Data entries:
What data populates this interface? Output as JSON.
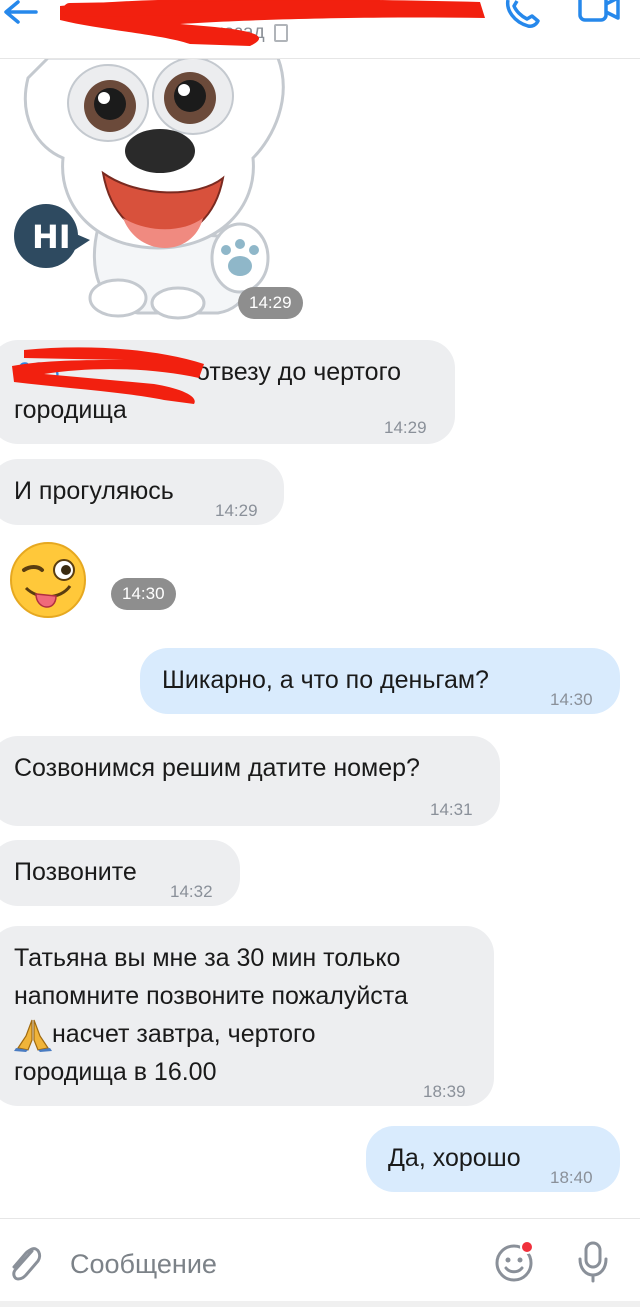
{
  "header": {
    "status_text": "назад",
    "icons": [
      "back-arrow-icon",
      "phone-icon",
      "video-call-icon"
    ]
  },
  "messages": [
    {
      "type": "sticker",
      "direction": "in",
      "sticker": "dog-hi-sticker",
      "badge_text": "HI",
      "time": "14:29"
    },
    {
      "type": "text",
      "direction": "in",
      "line1": "отвезу до чертого",
      "line2": "городища",
      "time": "14:29",
      "redacted_prefix": "905"
    },
    {
      "type": "text",
      "direction": "in",
      "text": "И прогуляюсь",
      "time": "14:29"
    },
    {
      "type": "emoji",
      "direction": "in",
      "emoji": "winking-tongue-emoji",
      "time": "14:30"
    },
    {
      "type": "text",
      "direction": "out",
      "text": "Шикарно, а что по деньгам?",
      "time": "14:30"
    },
    {
      "type": "text",
      "direction": "in",
      "text": "Созвонимся решим датите номер?",
      "time": "14:31"
    },
    {
      "type": "text",
      "direction": "in",
      "text": "Позвоните",
      "time": "14:32"
    },
    {
      "type": "text",
      "direction": "in",
      "line1": "Татьяна вы мне за 30 мин только",
      "line2": "напомните позвоните пожалуйста",
      "line3": "насчет завтра, чертого",
      "line4": "городища в 16.00",
      "time": "18:39"
    },
    {
      "type": "text",
      "direction": "out",
      "text": "Да, хорошо",
      "time": "18:40"
    }
  ],
  "input": {
    "placeholder": "Сообщение",
    "icons": [
      "attach-icon",
      "emoji-icon",
      "microphone-icon"
    ]
  },
  "colors": {
    "incoming_bubble": "#edeef0",
    "outgoing_bubble": "#d9ebfd",
    "accent": "#2688eb",
    "redaction": "#f2200f"
  }
}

**GOAL:** In the listing, find all lines with the string "городища" and copy them.

**EXPECTED OUTPUT:**
      "line2": "городища",
      "line4": "городища в 16.00",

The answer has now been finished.